> [Written problem 1]
Write out everything from "The simulation of" down to "the routine GLTRAC." in the passage on GEANT particle tracking, keeping the wording unchanged.
> [Written problem 2]
In the listing, give again everything from the line that contains "- data-point: [179, 210, 190, 221]" down to the line that contains "- data-point: [410, 244, 421, 255]", including both of those lines, and reproduce each line without any change.

> [Passage shown]
— begin —
The simulation of the processes which accompany the propagation of a particle through the material of the detector (e.g. bremsstrahlung, δ -rays production, Compton scattering and so on) is performed by GEANT in the following steps:

  1. Fetch a new particle to be tracked (often called track or history) from the stack supported by the link JSTAK (see [TRAK399]). This is done once at the beginning of each new track. The number of interaction lengths that the particle is going to travel, before undergoing each one of the possible discrete processes, is sampled at this point. These operations are done in the routine GLTRAC.
  2. Evaluate the distance to the interaction point. This is done by the individual tracking routines (GTGAMA, GTNEUT, GTHADR, GTNINO, GTMUON, GTHION and GTCKOV) which control the tracking of particular particles. The number of interaction lengths remaining to travel before each of the possible processes (often called tracking mechanisms or simply mechanisms) is multiplied by the inverse of the macroscopic cross-section for that process in the current material (i.e. the interaction length). This gives the distances that the particle has to travel before each of the processes occurs in the current medium. The minimum among these numbers is the step over which the particle will be transported. In addition to the physics mechanisms, four pseudo-interactions are taken into account in the calculation of the step:
    1. boundary crossing. The crossing of a volume boundary is treated like a discrete process. A particle never crosses a boundary during a step but rather stops there ( NEXT mechanism);
    2. maximum step limit. For each tracking medium a value for the maximum step can be specified by the user. Process SMAX;
    3. maximum fraction of continuum energy loss, maximum angular deviation in magnetic field or maximum step for which the Molière formula, to simulate multiple scattering is valid. These are continuous processes, which introduce a limitation on the tracking step expressed by a single variable (see section [PHYS325] on GMULOF).
— end —
> [Dataset extract]
— begin —
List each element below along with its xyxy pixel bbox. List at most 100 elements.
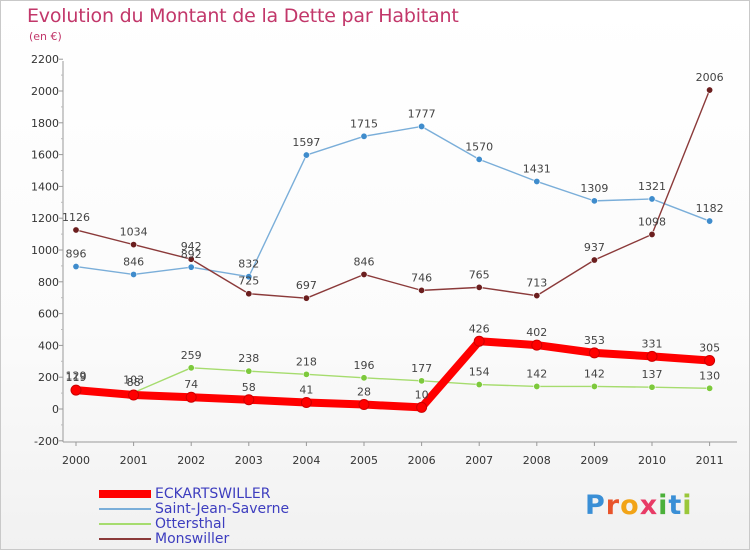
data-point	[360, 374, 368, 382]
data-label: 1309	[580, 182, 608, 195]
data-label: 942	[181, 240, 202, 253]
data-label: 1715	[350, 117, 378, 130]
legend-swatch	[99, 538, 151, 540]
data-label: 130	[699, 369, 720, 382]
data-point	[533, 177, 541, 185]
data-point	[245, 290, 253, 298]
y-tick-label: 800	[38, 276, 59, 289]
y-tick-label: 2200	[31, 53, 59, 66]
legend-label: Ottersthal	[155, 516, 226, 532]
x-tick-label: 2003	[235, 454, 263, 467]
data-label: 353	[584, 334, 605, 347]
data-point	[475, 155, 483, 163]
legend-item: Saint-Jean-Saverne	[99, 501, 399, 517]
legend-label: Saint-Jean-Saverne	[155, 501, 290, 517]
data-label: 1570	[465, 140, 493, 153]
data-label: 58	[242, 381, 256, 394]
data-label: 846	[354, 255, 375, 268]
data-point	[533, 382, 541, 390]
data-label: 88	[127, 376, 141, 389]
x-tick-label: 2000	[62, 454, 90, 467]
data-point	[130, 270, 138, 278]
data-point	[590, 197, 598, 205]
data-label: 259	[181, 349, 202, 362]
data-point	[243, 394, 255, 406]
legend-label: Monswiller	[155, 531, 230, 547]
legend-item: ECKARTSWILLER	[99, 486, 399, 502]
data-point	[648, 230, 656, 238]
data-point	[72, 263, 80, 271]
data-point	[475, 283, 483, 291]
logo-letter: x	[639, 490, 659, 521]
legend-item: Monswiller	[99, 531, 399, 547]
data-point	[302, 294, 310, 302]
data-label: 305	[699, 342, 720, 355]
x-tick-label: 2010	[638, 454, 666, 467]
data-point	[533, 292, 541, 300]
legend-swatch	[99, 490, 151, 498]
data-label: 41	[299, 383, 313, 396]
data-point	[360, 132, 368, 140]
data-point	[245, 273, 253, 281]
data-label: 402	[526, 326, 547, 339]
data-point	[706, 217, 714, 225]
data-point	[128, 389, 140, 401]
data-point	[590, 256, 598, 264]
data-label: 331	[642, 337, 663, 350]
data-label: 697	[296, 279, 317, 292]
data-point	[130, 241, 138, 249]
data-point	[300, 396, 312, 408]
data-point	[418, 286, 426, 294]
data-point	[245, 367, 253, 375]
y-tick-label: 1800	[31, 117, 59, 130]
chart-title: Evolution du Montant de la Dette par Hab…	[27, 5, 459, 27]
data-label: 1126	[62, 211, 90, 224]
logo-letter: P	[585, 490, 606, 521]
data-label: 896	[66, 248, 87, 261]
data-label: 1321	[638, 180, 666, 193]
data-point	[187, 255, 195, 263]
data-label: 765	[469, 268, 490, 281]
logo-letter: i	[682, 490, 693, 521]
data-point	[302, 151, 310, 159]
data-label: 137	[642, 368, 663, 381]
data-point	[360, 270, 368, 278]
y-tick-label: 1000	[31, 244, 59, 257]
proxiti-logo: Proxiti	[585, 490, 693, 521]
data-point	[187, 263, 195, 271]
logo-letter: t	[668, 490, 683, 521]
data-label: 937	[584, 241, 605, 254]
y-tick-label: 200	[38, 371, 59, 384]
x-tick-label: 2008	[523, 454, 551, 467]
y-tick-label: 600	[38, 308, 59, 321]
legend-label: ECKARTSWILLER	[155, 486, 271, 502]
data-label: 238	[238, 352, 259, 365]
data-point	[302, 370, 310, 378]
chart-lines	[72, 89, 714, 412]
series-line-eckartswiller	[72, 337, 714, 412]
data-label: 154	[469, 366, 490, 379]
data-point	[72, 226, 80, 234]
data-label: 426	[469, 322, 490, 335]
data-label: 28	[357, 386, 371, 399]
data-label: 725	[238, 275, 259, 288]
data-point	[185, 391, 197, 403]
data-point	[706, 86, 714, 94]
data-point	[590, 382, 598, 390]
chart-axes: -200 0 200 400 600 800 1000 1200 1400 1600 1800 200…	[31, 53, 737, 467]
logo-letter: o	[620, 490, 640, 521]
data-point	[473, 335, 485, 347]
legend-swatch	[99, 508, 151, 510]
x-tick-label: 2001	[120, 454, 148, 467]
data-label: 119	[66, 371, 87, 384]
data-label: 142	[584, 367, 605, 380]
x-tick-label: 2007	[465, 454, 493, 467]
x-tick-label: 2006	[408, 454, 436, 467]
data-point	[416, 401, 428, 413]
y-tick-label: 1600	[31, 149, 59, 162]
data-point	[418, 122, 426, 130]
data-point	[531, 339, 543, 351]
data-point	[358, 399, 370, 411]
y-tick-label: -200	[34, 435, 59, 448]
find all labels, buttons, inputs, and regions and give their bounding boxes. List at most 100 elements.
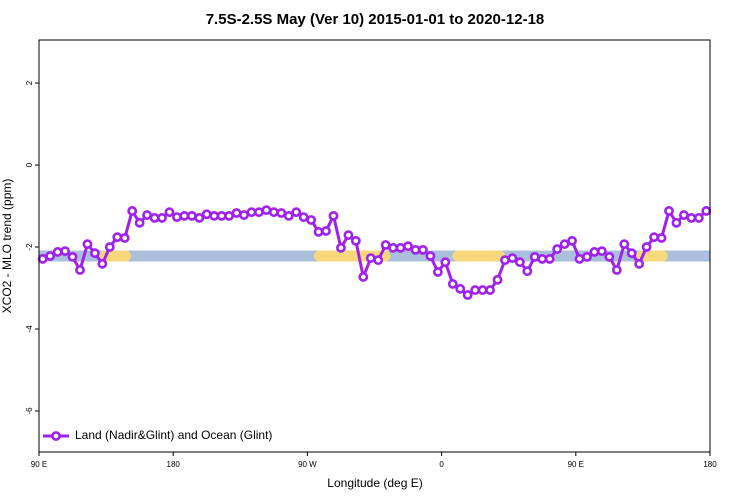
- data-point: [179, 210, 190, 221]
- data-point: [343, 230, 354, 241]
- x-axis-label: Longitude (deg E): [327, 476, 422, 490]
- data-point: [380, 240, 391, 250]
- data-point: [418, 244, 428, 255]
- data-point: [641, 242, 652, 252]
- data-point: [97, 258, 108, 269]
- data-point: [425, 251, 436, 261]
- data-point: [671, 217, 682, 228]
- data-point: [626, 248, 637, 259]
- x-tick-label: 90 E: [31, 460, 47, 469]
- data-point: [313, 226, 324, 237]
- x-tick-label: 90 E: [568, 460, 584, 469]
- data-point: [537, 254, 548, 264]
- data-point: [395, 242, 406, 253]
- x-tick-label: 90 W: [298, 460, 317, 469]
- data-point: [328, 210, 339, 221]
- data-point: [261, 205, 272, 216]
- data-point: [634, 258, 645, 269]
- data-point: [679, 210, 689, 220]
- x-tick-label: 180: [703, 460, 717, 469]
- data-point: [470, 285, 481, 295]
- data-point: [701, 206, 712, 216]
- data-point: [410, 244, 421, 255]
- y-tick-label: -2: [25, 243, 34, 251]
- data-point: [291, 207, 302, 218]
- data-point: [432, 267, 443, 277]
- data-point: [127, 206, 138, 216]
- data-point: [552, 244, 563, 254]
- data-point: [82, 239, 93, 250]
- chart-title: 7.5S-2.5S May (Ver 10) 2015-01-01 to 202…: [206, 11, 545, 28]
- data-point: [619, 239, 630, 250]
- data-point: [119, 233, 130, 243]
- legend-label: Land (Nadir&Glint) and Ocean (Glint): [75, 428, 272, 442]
— end —
> [Result 1]
The simulation of the processes which accompany the propagation of a particle through the material of the detector (e.g. bremsstrahlung, δ -rays production, Compton scattering and so on) is performed by GEANT in the following steps:

  1. Fetch a new particle to be tracked (often called track or history) from the stack supported by the link JSTAK (see [TRAK399]). This is done once at the beginning of each new track. The number of interaction lengths that the particle is going to travel, before undergoing each one of the possible discrete processes, is sampled at this point. These operations are done in the routine GLTRAC.

> [Result 2]
- data-point: [179, 210, 190, 221]
- data-point: [343, 230, 354, 241]
- x-axis-label: Longitude (deg E): [327, 476, 422, 490]
- data-point: [380, 240, 391, 250]
- data-point: [418, 244, 428, 255]
- data-point: [641, 242, 652, 252]
- data-point: [97, 258, 108, 269]
- data-point: [425, 251, 436, 261]
- data-point: [671, 217, 682, 228]
- data-point: [626, 248, 637, 259]
- x-tick-label: 90 E: [31, 460, 47, 469]
- data-point: [313, 226, 324, 237]
- x-tick-label: 90 E: [568, 460, 584, 469]
- data-point: [537, 254, 548, 264]
- data-point: [395, 242, 406, 253]
- x-tick-label: 90 W: [298, 460, 317, 469]
- data-point: [328, 210, 339, 221]
- data-point: [261, 205, 272, 216]
- data-point: [634, 258, 645, 269]
- data-point: [679, 210, 689, 220]
- x-tick-label: 180: [703, 460, 717, 469]
- data-point: [470, 285, 481, 295]
- data-point: [701, 206, 712, 216]
- data-point: [410, 244, 421, 255]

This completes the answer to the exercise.